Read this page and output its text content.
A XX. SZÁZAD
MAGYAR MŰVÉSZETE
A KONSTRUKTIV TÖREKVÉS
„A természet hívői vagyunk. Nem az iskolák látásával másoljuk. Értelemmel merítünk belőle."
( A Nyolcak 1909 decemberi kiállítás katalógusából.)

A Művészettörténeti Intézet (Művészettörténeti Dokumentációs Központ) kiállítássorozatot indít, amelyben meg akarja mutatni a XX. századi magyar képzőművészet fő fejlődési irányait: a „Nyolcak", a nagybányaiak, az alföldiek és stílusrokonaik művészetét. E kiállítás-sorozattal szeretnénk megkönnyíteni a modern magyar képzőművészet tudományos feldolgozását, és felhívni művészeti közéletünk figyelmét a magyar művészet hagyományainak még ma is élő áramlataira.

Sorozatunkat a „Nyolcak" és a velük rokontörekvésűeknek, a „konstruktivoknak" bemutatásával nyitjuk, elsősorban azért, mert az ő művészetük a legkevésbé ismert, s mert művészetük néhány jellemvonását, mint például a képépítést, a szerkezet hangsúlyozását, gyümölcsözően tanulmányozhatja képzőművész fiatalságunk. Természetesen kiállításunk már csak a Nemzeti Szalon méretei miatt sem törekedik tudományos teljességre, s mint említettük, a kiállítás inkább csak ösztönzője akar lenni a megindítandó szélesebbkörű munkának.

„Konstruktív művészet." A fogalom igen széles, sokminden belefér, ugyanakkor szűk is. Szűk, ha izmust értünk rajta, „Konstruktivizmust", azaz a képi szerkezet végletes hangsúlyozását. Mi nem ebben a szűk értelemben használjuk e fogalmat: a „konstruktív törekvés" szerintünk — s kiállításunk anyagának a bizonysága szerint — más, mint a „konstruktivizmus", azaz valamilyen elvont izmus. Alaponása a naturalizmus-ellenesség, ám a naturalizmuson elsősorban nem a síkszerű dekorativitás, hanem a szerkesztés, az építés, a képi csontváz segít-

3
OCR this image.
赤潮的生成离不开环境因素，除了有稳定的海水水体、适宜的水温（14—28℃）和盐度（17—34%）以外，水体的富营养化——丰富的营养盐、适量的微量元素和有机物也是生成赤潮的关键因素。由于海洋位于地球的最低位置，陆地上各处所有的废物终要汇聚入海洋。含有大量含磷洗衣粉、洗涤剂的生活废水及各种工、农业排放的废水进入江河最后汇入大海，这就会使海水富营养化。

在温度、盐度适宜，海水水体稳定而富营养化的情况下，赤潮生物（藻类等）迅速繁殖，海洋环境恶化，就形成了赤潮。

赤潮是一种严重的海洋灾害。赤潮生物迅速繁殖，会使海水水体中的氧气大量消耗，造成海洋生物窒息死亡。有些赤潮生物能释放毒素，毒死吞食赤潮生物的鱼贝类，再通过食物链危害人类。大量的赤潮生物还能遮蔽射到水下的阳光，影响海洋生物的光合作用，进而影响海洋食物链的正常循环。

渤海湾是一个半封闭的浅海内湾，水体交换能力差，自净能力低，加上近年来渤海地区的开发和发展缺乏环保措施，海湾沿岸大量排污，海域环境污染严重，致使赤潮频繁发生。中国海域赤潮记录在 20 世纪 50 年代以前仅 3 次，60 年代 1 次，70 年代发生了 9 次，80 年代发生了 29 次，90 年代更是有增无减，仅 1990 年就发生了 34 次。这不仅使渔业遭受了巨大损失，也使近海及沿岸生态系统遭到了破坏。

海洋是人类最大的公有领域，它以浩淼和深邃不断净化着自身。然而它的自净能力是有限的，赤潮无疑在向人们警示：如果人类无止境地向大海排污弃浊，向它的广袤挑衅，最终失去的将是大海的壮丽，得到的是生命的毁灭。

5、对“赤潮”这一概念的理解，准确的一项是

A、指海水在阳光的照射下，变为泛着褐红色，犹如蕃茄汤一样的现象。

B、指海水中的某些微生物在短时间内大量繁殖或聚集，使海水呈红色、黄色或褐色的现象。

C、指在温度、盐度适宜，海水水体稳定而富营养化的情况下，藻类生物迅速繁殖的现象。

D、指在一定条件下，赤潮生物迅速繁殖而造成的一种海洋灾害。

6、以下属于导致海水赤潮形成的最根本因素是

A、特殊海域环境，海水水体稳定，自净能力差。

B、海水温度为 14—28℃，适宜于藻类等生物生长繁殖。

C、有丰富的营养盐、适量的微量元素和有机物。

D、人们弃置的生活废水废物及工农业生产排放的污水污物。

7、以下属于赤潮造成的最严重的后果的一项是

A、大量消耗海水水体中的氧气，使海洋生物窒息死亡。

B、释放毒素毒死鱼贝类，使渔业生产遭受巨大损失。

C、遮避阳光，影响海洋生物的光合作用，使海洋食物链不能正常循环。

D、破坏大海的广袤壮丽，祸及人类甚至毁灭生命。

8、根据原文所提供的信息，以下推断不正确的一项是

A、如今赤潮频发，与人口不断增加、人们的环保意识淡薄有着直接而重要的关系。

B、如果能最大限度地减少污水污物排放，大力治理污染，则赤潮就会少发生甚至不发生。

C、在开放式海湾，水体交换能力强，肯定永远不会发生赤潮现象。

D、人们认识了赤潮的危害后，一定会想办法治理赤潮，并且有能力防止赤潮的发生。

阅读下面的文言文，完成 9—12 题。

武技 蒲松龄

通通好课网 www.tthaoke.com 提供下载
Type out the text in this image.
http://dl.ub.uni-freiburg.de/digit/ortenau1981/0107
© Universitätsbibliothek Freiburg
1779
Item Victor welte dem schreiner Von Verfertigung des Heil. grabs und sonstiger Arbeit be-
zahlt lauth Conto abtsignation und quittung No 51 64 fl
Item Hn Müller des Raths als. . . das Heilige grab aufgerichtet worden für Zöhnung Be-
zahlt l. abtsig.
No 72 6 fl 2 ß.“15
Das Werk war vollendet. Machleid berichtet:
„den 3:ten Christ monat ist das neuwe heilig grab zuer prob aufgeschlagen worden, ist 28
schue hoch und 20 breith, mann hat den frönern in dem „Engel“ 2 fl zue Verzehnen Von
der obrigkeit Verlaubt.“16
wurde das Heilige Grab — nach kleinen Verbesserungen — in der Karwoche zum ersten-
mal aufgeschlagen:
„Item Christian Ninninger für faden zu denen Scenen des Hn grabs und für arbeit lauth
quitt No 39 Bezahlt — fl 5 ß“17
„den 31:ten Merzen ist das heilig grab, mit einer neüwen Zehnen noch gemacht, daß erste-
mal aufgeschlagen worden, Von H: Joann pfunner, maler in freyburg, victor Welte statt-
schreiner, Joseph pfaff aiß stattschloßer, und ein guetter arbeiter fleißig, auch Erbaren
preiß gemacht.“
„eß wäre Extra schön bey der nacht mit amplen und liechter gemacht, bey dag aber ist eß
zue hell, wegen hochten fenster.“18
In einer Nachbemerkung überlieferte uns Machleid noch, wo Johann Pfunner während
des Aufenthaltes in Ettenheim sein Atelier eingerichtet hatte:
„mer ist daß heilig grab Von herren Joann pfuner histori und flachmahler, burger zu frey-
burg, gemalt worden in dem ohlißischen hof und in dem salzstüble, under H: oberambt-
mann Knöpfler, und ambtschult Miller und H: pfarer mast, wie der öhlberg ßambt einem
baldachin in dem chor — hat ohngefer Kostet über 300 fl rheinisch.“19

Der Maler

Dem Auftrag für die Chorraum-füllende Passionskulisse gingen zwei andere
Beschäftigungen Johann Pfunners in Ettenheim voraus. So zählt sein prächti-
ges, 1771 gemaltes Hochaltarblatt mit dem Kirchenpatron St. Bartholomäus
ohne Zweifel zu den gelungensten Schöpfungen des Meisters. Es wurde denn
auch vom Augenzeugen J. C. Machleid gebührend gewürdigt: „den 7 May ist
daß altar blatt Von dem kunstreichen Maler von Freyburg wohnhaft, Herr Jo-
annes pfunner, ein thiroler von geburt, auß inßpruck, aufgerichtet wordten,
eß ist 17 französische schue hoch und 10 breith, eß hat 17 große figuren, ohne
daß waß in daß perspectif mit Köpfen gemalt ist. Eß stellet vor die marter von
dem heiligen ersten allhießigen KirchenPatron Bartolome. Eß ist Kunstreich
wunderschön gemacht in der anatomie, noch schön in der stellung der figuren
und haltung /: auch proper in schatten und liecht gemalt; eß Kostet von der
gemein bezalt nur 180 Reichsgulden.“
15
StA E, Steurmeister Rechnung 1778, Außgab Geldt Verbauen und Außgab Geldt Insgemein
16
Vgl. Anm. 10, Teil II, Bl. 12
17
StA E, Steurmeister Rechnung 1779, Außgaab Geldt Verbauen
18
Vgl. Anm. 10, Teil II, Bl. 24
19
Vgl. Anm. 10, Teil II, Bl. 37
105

──────────

- [Required task]
In the listing, find all lines with the string "mann" and copy them.

- [Correct result]
schue hoch und 20 breith, mann hat den frönern in dem „Engel“ 2 fl zue Verzehnen Von
mann Knöpfler, und ambtschult Miller und H: pfarer mast, wie der öhlberg ßambt einem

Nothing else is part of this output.